** start **
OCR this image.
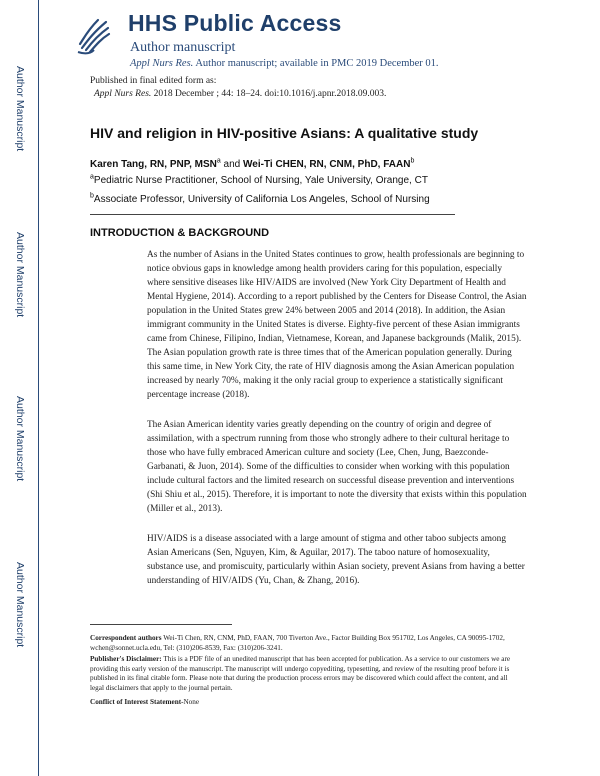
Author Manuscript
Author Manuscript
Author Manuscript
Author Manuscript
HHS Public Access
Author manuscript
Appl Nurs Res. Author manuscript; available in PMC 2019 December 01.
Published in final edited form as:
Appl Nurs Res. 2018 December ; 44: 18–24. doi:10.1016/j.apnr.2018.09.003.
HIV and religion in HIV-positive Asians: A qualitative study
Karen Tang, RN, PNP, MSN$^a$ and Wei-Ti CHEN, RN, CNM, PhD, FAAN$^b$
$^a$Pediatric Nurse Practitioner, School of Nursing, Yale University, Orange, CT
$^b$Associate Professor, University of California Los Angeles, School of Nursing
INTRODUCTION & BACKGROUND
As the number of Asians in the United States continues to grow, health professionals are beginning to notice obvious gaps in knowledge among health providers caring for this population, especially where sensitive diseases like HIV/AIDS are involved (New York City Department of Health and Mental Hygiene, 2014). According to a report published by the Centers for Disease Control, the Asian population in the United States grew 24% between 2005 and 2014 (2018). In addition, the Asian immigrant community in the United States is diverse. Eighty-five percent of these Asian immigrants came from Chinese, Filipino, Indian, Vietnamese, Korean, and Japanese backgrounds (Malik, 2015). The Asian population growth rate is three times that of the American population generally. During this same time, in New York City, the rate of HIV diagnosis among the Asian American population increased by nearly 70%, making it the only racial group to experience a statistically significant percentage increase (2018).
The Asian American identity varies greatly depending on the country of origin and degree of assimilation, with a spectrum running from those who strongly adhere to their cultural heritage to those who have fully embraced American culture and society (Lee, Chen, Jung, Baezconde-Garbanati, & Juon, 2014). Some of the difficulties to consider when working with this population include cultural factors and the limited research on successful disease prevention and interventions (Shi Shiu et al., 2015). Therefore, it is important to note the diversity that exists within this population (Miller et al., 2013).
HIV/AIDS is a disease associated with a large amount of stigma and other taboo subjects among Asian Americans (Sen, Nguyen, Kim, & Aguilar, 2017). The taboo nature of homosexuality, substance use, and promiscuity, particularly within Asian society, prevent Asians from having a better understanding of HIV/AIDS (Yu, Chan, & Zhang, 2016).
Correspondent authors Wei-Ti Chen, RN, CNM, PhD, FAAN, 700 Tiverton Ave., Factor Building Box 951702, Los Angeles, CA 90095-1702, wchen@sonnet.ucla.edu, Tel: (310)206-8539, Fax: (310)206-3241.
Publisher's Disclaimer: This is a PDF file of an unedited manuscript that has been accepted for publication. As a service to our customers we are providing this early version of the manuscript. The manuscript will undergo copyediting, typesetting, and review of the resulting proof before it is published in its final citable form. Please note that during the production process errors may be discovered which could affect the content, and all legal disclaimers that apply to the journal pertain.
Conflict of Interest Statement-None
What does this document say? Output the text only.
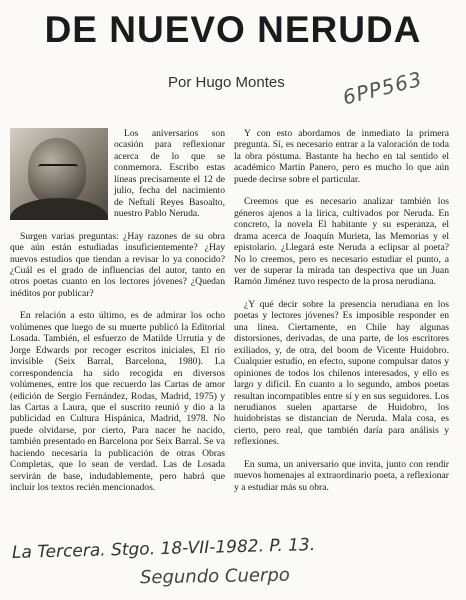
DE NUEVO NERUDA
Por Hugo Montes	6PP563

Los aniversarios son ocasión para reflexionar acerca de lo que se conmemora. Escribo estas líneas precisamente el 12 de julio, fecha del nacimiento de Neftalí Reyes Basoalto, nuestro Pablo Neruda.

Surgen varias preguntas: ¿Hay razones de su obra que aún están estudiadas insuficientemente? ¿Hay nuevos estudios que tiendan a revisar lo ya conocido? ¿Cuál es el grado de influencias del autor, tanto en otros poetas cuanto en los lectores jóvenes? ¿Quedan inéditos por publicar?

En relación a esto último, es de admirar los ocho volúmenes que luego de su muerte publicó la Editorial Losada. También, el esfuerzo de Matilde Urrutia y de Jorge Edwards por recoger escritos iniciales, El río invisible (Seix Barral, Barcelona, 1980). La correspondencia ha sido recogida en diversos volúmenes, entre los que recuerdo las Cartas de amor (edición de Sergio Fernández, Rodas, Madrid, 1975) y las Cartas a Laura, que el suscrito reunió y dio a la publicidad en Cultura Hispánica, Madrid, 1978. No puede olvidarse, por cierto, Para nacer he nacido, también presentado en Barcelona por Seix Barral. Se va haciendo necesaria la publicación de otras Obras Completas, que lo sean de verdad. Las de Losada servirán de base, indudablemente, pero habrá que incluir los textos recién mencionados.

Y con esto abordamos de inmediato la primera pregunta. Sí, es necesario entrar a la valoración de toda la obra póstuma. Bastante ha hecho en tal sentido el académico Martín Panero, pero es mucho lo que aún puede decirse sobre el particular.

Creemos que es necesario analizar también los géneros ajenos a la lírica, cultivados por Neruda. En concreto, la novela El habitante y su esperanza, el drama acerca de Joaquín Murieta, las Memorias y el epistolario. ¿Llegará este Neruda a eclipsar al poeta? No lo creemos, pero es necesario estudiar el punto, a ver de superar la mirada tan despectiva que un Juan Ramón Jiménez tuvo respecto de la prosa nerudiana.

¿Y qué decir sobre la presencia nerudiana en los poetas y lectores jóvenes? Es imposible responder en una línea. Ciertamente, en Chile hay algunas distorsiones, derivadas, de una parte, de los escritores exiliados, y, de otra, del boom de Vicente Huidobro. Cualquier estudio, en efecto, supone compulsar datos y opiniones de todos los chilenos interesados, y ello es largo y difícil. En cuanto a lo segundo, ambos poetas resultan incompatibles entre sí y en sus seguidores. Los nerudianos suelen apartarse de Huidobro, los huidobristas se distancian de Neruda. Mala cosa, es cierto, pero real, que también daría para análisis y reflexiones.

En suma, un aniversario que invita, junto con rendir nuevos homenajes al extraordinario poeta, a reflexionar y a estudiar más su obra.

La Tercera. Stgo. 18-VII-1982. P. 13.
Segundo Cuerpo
** end **
** start **
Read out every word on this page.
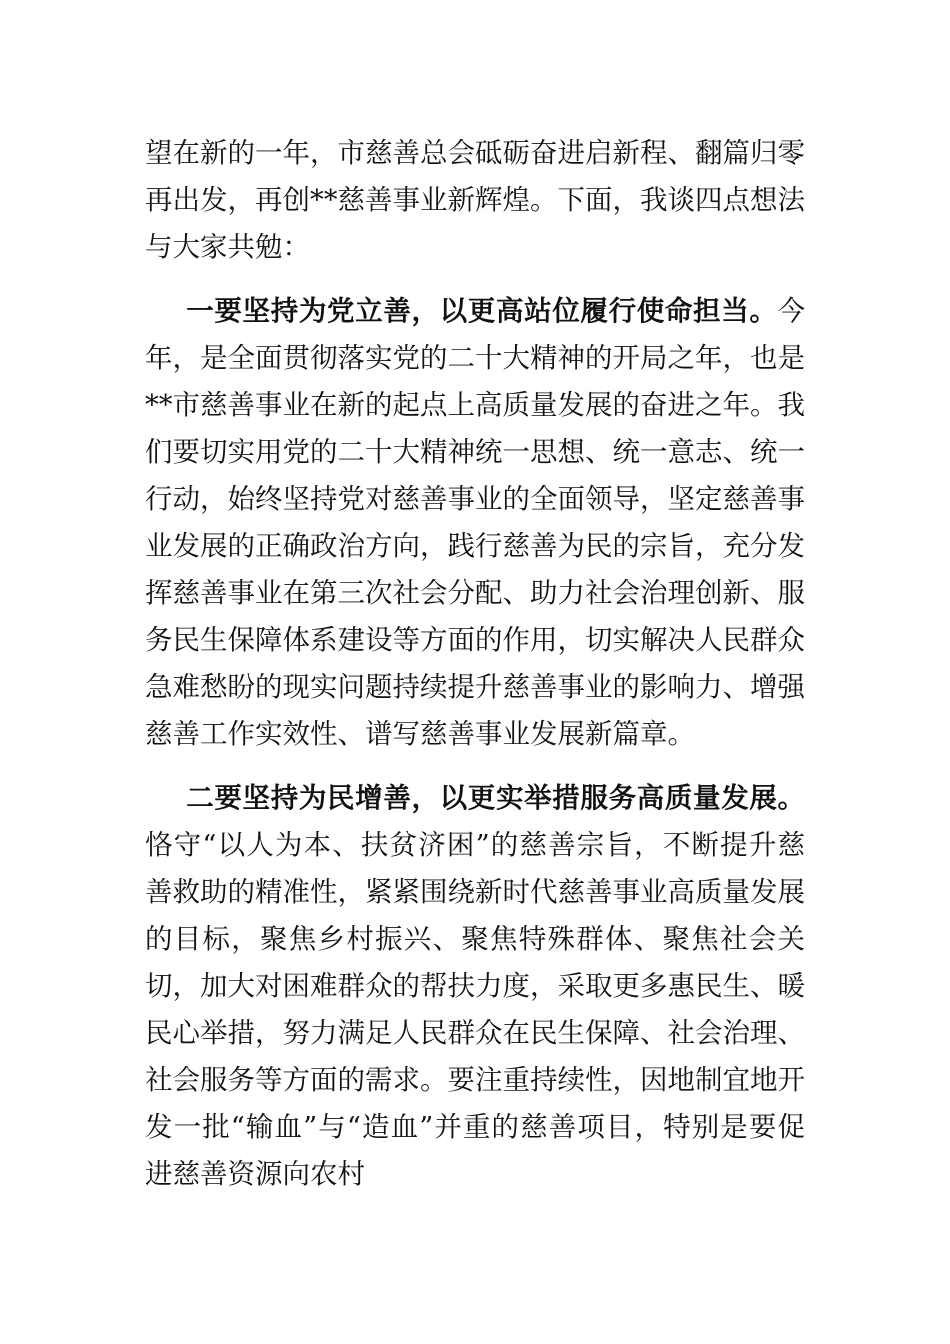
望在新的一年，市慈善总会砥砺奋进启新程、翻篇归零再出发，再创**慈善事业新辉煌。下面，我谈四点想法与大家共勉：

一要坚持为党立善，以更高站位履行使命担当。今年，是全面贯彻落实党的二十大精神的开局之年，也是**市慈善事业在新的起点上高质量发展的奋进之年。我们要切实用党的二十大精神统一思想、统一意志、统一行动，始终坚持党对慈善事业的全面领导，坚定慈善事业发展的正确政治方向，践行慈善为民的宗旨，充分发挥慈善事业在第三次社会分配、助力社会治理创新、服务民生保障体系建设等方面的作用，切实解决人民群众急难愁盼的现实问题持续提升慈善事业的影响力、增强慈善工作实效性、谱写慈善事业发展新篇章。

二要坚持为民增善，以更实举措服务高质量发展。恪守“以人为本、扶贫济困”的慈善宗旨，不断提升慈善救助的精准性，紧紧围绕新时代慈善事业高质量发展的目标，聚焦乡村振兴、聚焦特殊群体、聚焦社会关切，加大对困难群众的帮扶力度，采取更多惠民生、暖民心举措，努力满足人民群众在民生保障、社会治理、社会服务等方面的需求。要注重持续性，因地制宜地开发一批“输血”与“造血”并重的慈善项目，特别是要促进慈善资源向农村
** end **
TO BE DONE:
Pick out all lines containing the string "December".

EXPECTED ANSWER:
Appl Nurs Res. Author manuscript; available in PMC 2019 December 01.
Appl Nurs Res. 2018 December ; 44: 18–24. doi:10.1016/j.apnr.2018.09.003.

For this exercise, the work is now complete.